**Work to do:** Copy all lines that contain the word "title".

**Material provided:**
+ + +
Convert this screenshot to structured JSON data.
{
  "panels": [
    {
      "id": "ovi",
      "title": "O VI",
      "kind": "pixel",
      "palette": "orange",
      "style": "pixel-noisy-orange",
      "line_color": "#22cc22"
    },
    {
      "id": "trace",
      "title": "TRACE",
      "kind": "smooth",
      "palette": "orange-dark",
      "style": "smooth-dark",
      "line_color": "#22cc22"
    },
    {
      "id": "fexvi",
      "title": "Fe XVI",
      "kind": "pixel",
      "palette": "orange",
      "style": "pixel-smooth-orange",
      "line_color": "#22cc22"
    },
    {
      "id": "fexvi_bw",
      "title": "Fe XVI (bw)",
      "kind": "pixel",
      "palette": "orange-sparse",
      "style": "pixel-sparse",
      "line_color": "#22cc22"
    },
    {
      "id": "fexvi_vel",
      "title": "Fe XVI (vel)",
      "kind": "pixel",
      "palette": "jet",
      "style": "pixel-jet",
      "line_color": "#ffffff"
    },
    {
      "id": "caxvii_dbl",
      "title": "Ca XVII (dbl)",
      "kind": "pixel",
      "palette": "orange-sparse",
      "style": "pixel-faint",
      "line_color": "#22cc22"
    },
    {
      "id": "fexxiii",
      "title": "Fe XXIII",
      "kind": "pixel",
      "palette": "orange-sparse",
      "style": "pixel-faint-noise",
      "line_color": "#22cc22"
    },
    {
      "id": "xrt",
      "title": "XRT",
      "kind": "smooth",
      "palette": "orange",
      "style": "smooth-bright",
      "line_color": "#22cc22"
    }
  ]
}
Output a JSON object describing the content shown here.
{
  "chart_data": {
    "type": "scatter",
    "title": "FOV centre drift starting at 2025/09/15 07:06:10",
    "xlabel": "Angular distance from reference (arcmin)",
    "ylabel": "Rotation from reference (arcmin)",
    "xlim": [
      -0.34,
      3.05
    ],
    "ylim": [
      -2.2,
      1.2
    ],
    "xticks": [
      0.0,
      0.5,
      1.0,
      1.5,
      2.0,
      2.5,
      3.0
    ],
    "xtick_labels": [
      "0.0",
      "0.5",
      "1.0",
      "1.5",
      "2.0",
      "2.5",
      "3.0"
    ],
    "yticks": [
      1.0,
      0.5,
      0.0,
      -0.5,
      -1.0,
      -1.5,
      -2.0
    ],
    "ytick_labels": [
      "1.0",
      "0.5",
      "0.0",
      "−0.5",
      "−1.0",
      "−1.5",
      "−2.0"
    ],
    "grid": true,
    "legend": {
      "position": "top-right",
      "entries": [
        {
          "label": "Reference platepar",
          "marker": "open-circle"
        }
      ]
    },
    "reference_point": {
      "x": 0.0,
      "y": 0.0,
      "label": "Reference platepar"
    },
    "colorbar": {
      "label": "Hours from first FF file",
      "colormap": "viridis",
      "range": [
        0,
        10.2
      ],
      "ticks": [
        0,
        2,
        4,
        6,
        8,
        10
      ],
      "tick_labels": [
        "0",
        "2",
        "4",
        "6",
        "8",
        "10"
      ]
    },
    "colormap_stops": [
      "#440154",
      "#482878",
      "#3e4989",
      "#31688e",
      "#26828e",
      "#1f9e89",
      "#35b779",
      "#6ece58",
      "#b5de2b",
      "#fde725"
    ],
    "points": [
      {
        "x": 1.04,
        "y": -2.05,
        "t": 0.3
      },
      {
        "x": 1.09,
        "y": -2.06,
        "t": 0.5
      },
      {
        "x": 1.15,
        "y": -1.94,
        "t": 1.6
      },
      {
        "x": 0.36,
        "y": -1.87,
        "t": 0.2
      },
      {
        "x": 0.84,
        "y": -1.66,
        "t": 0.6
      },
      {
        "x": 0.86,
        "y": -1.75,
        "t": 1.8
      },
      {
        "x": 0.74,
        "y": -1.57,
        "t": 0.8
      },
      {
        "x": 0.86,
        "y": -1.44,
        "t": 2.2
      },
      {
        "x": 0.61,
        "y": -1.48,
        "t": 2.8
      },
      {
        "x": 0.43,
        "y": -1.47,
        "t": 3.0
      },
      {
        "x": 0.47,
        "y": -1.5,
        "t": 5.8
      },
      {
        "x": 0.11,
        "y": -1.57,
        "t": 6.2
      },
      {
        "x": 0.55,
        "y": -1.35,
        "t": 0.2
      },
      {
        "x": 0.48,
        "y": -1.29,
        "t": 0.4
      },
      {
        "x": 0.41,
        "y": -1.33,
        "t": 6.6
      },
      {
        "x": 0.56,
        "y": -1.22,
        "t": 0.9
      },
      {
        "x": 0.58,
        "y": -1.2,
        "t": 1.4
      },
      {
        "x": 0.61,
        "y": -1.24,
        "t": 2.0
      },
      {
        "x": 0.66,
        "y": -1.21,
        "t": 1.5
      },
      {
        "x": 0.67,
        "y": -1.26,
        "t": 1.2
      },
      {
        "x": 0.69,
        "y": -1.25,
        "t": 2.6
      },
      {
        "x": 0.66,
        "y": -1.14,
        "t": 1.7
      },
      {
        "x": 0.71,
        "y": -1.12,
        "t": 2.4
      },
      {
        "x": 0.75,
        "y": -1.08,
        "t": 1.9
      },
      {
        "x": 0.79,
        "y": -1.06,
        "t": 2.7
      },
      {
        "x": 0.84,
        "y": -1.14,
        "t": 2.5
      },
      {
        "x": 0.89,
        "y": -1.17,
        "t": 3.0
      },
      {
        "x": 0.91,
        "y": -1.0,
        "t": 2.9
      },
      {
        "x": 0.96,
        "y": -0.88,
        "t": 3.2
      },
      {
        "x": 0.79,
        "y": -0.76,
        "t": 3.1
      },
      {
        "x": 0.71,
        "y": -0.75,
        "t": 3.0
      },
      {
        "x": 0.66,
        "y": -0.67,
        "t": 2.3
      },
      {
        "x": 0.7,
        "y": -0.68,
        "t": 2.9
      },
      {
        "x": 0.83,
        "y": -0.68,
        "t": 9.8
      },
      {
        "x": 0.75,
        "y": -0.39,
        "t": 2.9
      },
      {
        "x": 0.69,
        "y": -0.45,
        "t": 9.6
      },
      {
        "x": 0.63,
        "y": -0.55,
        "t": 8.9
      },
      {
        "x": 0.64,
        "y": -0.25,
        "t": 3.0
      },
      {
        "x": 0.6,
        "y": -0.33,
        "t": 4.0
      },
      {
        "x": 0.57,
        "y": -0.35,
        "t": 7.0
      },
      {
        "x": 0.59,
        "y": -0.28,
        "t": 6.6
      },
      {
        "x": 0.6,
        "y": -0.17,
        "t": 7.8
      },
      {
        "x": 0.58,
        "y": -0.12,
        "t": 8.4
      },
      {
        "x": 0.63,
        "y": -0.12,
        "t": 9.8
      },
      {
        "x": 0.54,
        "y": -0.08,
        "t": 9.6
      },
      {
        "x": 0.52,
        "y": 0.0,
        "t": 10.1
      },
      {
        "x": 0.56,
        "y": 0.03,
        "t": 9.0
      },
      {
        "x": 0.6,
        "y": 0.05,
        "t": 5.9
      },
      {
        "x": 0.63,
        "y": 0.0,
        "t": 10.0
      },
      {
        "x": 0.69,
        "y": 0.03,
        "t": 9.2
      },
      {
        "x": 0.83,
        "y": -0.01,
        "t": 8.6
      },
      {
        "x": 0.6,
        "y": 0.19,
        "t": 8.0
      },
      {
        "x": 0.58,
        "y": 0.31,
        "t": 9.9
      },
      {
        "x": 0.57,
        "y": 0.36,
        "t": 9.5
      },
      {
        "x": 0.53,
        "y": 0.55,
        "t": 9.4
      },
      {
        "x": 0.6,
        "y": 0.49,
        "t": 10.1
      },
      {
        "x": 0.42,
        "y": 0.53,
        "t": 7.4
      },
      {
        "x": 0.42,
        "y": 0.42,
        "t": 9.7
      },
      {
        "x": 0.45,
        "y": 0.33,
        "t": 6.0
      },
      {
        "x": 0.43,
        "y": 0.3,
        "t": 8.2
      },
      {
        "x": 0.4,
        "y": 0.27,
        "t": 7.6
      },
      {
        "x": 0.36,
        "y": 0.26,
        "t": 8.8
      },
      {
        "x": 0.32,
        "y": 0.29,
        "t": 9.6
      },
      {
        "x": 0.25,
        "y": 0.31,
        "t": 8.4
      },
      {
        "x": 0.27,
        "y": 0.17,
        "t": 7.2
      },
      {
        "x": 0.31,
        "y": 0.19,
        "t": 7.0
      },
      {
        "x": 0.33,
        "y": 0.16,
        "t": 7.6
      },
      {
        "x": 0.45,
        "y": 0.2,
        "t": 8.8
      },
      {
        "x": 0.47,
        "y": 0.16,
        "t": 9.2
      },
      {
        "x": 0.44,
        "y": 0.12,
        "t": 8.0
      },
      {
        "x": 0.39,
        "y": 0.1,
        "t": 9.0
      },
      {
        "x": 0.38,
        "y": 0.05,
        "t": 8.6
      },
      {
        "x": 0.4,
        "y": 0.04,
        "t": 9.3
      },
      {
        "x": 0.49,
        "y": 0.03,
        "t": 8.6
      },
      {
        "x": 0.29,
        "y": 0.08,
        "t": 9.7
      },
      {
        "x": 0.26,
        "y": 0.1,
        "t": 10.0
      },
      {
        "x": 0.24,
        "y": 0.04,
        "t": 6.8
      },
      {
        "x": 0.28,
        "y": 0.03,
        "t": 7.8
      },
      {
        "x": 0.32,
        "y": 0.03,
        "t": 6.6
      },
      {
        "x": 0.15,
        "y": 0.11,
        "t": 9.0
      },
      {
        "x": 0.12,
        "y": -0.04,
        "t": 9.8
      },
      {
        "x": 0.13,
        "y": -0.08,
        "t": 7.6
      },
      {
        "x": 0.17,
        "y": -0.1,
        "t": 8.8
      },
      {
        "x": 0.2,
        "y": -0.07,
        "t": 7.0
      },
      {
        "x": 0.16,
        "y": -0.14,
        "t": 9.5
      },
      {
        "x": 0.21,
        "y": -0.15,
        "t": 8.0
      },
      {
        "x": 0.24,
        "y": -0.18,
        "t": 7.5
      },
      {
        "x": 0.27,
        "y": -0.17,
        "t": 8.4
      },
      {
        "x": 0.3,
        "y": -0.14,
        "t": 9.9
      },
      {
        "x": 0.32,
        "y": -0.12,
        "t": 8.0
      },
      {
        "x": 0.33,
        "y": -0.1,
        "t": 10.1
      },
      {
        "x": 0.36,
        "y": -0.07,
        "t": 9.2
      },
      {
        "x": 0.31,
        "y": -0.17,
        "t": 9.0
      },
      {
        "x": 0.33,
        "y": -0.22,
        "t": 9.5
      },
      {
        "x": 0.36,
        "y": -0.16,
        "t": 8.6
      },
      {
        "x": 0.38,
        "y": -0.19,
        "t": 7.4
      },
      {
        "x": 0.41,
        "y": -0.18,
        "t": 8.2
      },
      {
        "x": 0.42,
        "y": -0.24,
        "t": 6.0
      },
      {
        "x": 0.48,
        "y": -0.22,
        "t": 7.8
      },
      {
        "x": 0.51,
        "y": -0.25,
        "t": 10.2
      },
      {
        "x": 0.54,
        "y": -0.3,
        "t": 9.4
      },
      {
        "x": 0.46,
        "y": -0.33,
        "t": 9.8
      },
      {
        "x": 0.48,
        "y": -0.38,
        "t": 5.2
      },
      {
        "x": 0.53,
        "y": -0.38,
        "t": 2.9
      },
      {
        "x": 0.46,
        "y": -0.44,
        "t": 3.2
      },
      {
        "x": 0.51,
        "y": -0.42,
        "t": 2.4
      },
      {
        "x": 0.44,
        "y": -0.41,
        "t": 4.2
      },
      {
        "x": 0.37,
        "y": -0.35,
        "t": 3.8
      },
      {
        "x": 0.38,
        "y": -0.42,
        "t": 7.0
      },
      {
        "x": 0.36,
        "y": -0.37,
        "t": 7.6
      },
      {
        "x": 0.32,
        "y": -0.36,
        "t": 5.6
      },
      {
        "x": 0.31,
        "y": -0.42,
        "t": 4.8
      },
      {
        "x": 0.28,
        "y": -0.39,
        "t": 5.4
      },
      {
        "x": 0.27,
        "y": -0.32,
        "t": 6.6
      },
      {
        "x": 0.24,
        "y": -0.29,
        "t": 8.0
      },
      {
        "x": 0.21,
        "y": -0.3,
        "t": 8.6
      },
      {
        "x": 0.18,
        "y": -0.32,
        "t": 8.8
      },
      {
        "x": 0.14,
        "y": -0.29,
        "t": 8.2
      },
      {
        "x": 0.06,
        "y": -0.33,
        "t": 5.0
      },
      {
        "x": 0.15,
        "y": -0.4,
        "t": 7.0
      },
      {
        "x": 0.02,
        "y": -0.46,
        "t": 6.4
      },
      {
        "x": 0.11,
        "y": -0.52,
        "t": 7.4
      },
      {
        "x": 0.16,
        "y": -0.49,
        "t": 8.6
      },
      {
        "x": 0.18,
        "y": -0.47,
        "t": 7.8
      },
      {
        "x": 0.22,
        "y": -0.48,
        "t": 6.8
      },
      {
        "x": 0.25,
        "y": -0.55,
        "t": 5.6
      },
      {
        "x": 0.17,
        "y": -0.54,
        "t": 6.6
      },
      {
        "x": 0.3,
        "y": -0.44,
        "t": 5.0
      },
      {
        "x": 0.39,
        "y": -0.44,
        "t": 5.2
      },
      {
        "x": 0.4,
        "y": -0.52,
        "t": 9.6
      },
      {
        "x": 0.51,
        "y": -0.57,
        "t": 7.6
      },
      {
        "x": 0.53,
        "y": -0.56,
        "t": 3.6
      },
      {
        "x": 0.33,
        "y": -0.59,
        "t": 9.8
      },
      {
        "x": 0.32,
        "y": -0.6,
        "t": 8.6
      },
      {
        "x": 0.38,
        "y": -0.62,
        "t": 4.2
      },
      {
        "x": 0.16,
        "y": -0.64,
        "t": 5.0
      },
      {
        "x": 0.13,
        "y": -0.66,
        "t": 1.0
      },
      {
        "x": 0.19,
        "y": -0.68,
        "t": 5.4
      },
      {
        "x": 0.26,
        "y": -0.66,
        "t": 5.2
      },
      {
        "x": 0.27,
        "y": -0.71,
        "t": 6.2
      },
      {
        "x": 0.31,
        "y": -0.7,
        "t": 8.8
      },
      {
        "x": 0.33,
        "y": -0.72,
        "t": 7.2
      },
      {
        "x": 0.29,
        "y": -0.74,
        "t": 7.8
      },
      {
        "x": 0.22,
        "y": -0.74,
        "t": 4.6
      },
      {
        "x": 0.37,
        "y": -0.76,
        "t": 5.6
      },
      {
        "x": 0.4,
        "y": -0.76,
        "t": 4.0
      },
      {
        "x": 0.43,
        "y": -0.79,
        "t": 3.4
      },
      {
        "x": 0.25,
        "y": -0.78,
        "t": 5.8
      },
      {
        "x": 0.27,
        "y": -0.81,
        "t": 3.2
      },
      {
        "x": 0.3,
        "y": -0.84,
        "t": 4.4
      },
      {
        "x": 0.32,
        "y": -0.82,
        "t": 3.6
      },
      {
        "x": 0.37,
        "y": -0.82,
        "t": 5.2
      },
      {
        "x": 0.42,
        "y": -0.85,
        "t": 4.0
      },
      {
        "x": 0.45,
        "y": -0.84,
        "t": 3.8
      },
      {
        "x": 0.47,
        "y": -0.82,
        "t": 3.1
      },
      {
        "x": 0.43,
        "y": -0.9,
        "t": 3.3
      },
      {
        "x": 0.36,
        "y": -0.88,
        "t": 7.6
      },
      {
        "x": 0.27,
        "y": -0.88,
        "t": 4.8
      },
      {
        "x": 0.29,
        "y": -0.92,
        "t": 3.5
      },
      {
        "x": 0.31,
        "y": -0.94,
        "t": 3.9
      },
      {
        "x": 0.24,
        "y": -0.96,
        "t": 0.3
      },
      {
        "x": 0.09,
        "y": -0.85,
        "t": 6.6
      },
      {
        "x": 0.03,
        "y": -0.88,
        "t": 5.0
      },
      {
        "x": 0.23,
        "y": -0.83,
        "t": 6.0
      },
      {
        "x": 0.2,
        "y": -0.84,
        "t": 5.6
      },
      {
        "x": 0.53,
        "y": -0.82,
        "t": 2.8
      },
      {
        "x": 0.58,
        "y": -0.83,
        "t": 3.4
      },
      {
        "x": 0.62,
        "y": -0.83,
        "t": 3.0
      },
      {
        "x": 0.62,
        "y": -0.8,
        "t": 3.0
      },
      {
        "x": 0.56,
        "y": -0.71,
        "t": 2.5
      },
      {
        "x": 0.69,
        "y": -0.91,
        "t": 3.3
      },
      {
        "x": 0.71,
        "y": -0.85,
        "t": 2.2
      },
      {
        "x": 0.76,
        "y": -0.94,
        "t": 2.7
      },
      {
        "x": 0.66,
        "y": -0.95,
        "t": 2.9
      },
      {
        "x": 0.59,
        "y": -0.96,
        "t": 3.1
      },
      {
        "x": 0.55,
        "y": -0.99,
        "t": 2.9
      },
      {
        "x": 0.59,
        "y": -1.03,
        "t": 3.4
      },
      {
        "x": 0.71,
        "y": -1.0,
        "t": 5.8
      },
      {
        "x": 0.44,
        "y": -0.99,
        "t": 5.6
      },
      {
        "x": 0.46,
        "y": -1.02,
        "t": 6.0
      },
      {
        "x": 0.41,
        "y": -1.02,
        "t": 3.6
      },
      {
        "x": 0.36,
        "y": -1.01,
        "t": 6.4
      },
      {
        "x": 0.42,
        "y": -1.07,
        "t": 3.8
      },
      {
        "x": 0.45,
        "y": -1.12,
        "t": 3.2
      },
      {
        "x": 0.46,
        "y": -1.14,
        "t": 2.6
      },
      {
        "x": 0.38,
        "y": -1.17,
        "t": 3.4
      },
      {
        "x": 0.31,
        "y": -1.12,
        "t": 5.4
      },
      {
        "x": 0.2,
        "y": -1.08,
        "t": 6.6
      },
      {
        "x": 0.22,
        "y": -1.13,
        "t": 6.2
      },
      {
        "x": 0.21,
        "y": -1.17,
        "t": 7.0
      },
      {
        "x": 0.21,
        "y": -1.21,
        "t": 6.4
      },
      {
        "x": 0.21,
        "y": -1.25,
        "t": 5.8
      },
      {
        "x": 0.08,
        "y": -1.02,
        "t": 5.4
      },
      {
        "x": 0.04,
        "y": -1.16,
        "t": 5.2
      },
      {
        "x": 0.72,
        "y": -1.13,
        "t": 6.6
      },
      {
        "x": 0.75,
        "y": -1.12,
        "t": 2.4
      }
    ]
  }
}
+ + +
**Exercise result:**
      "title": "O VI",
      "title": "TRACE",
      "title": "Fe XVI",
      "title": "Fe XVI (bw)",
      "title": "Fe XVI (vel)",
      "title": "Ca XVII (dbl)",
      "title": "Fe XXIII",
      "title": "XRT",
    "title": "FOV centre drift starting at 2025/09/15 07:06:10",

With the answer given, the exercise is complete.